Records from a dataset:
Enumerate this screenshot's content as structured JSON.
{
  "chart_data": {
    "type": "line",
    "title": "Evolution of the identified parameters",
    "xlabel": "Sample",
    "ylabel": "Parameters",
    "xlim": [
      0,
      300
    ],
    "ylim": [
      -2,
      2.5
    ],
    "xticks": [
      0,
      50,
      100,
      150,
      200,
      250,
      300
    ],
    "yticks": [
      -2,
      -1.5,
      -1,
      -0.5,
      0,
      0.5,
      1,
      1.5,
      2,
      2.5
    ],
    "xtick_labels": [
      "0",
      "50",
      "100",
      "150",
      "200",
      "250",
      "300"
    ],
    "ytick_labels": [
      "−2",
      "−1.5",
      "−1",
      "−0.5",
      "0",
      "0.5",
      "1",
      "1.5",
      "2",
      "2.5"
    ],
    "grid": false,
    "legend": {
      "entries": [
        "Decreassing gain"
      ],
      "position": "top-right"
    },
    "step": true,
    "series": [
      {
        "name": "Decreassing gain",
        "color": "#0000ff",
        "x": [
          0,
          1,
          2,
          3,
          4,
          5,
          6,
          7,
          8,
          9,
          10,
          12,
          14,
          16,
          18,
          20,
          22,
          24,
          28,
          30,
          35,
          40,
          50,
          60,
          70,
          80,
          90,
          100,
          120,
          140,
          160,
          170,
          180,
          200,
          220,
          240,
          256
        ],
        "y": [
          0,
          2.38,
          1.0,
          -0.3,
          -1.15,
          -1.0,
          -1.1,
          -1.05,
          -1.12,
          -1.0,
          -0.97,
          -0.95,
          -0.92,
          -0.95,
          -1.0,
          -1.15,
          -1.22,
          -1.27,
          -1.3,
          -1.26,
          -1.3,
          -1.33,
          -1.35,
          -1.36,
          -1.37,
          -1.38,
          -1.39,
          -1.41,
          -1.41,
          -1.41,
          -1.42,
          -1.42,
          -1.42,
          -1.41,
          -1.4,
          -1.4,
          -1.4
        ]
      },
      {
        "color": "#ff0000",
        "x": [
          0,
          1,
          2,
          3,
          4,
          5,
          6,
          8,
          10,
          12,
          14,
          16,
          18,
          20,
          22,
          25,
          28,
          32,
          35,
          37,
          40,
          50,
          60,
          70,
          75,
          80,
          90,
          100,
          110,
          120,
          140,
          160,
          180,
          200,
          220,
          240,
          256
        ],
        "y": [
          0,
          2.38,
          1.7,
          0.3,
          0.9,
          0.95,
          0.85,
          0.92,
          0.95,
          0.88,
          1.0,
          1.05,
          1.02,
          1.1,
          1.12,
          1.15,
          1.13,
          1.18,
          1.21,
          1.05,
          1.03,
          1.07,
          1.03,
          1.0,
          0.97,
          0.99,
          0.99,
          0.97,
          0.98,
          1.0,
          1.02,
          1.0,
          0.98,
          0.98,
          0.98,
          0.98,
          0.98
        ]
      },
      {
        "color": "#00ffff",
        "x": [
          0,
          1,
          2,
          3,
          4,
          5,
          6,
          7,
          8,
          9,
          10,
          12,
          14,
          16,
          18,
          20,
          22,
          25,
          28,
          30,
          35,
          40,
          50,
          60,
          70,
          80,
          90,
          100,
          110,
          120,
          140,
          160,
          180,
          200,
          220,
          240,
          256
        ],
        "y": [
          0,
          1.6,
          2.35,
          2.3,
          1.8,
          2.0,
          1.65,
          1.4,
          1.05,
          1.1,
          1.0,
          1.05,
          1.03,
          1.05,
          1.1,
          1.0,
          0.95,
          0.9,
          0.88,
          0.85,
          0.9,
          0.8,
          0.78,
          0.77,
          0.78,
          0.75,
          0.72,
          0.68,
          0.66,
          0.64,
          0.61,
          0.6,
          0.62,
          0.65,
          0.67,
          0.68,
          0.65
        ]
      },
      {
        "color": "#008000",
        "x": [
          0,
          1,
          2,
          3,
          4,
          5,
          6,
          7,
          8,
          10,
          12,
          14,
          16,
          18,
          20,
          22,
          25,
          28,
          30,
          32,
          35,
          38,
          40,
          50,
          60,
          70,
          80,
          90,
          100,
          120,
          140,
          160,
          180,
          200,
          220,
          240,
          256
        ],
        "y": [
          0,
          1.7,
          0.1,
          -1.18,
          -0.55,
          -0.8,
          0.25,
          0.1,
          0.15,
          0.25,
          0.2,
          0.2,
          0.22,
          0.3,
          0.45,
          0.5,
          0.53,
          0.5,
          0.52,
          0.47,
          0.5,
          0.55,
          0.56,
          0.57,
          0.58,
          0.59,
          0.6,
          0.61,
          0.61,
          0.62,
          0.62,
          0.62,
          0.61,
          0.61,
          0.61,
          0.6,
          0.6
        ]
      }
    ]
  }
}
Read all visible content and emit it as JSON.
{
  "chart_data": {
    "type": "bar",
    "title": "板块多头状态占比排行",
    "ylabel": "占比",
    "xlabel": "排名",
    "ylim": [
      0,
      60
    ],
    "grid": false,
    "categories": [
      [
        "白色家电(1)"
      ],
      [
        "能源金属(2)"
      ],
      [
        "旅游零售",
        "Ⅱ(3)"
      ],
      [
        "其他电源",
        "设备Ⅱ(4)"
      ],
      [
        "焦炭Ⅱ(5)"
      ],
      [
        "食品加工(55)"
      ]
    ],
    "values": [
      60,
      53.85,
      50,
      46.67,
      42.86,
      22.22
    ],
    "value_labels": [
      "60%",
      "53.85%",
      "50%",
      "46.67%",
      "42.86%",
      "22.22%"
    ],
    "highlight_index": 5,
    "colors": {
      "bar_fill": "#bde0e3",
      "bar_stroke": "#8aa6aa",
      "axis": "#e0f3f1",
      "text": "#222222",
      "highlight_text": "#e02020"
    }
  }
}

• EXERCISE REQUIREMENTS: Copy every line exactly. Leave nothing out.

• WRITTEN SOLUTION:
Enumerate this screenshot's content as structured JSON.
{
  "chart_data": {
    "type": "line",
    "title": "Evolution of the identified parameters",
    "xlabel": "Sample",
    "ylabel": "Parameters",
    "xlim": [
      0,
      300
    ],
    "ylim": [
      -2,
      2.5
    ],
    "xticks": [
      0,
      50,
      100,
      150,
      200,
      250,
      300
    ],
    "yticks": [
      -2,
      -1.5,
      -1,
      -0.5,
      0,
      0.5,
      1,
      1.5,
      2,
      2.5
    ],
    "xtick_labels": [
      "0",
      "50",
      "100",
      "150",
      "200",
      "250",
      "300"
    ],
    "ytick_labels": [
      "−2",
      "−1.5",
      "−1",
      "−0.5",
      "0",
      "0.5",
      "1",
      "1.5",
      "2",
      "2.5"
    ],
    "grid": false,
    "legend": {
      "entries": [
        "Decreassing gain"
      ],
      "position": "top-right"
    },
    "step": true,
    "series": [
      {
        "name": "Decreassing gain",
        "color": "#0000ff",
        "x": [
          0,
          1,
          2,
          3,
          4,
          5,
          6,
          7,
          8,
          9,
          10,
          12,
          14,
          16,
          18,
          20,
          22,
          24,
          28,
          30,
          35,
          40,
          50,
          60,
          70,
          80,
          90,
          100,
          120,
          140,
          160,
          170,
          180,
          200,
          220,
          240,
          256
        ],
        "y": [
          0,
          2.38,
          1.0,
          -0.3,
          -1.15,
          -1.0,
          -1.1,
          -1.05,
          -1.12,
          -1.0,
          -0.97,
          -0.95,
          -0.92,
          -0.95,
          -1.0,
          -1.15,
          -1.22,
          -1.27,
          -1.3,
          -1.26,
          -1.3,
          -1.33,
          -1.35,
          -1.36,
          -1.37,
          -1.38,
          -1.39,
          -1.41,
          -1.41,
          -1.41,
          -1.42,
          -1.42,
          -1.42,
          -1.41,
          -1.4,
          -1.4,
          -1.4
        ]
      },
      {
        "color": "#ff0000",
        "x": [
          0,
          1,
          2,
          3,
          4,
          5,
          6,
          8,
          10,
          12,
          14,
          16,
          18,
          20,
          22,
          25,
          28,
          32,
          35,
          37,
          40,
          50,
          60,
          70,
          75,
          80,
          90,
          100,
          110,
          120,
          140,
          160,
          180,
          200,
          220,
          240,
          256
        ],
        "y": [
          0,
          2.38,
          1.7,
          0.3,
          0.9,
          0.95,
          0.85,
          0.92,
          0.95,
          0.88,
          1.0,
          1.05,
          1.02,
          1.1,
          1.12,
          1.15,
          1.13,
          1.18,
          1.21,
          1.05,
          1.03,
          1.07,
          1.03,
          1.0,
          0.97,
          0.99,
          0.99,
          0.97,
          0.98,
          1.0,
          1.02,
          1.0,
          0.98,
          0.98,
          0.98,
          0.98,
          0.98
        ]
      },
      {
        "color": "#00ffff",
        "x": [
          0,
          1,
          2,
          3,
          4,
          5,
          6,
          7,
          8,
          9,
          10,
          12,
          14,
          16,
          18,
          20,
          22,
          25,
          28,
          30,
          35,
          40,
          50,
          60,
          70,
          80,
          90,
          100,
          110,
          120,
          140,
          160,
          180,
          200,
          220,
          240,
          256
        ],
        "y": [
          0,
          1.6,
          2.35,
          2.3,
          1.8,
          2.0,
          1.65,
          1.4,
          1.05,
          1.1,
          1.0,
          1.05,
          1.03,
          1.05,
          1.1,
          1.0,
          0.95,
          0.9,
          0.88,
          0.85,
          0.9,
          0.8,
          0.78,
          0.77,
          0.78,
          0.75,
          0.72,
          0.68,
          0.66,
          0.64,
          0.61,
          0.6,
          0.62,
          0.65,
          0.67,
          0.68,
          0.65
        ]
      },
      {
        "color": "#008000",
        "x": [
          0,
          1,
          2,
          3,
          4,
          5,
          6,
          7,
          8,
          10,
          12,
          14,
          16,
          18,
          20,
          22,
          25,
          28,
          30,
          32,
          35,
          38,
          40,
          50,
          60,
          70,
          80,
          90,
          100,
          120,
          140,
          160,
          180,
          200,
          220,
          240,
          256
        ],
        "y": [
          0,
          1.7,
          0.1,
          -1.18,
          -0.55,
          -0.8,
          0.25,
          0.1,
          0.15,
          0.25,
          0.2,
          0.2,
          0.22,
          0.3,
          0.45,
          0.5,
          0.53,
          0.5,
          0.52,
          0.47,
          0.5,
          0.55,
          0.56,
          0.57,
          0.58,
          0.59,
          0.6,
          0.61,
          0.61,
          0.62,
          0.62,
          0.62,
          0.61,
          0.61,
          0.61,
          0.6,
          0.6
        ]
      }
    ]
  }
}
Read all visible content and emit it as JSON.
{
  "chart_data": {
    "type": "bar",
    "title": "板块多头状态占比排行",
    "ylabel": "占比",
    "xlabel": "排名",
    "ylim": [
      0,
      60
    ],
    "grid": false,
    "categories": [
      [
        "白色家电(1)"
      ],
      [
        "能源金属(2)"
      ],
      [
        "旅游零售",
        "Ⅱ(3)"
      ],
      [
        "其他电源",
        "设备Ⅱ(4)"
      ],
      [
        "焦炭Ⅱ(5)"
      ],
      [
        "食品加工(55)"
      ]
    ],
    "values": [
      60,
      53.85,
      50,
      46.67,
      42.86,
      22.22
    ],
    "value_labels": [
      "60%",
      "53.85%",
      "50%",
      "46.67%",
      "42.86%",
      "22.22%"
    ],
    "highlight_index": 5,
    "colors": {
      "bar_fill": "#bde0e3",
      "bar_stroke": "#8aa6aa",
      "axis": "#e0f3f1",
      "text": "#222222",
      "highlight_text": "#e02020"
    }
  }
}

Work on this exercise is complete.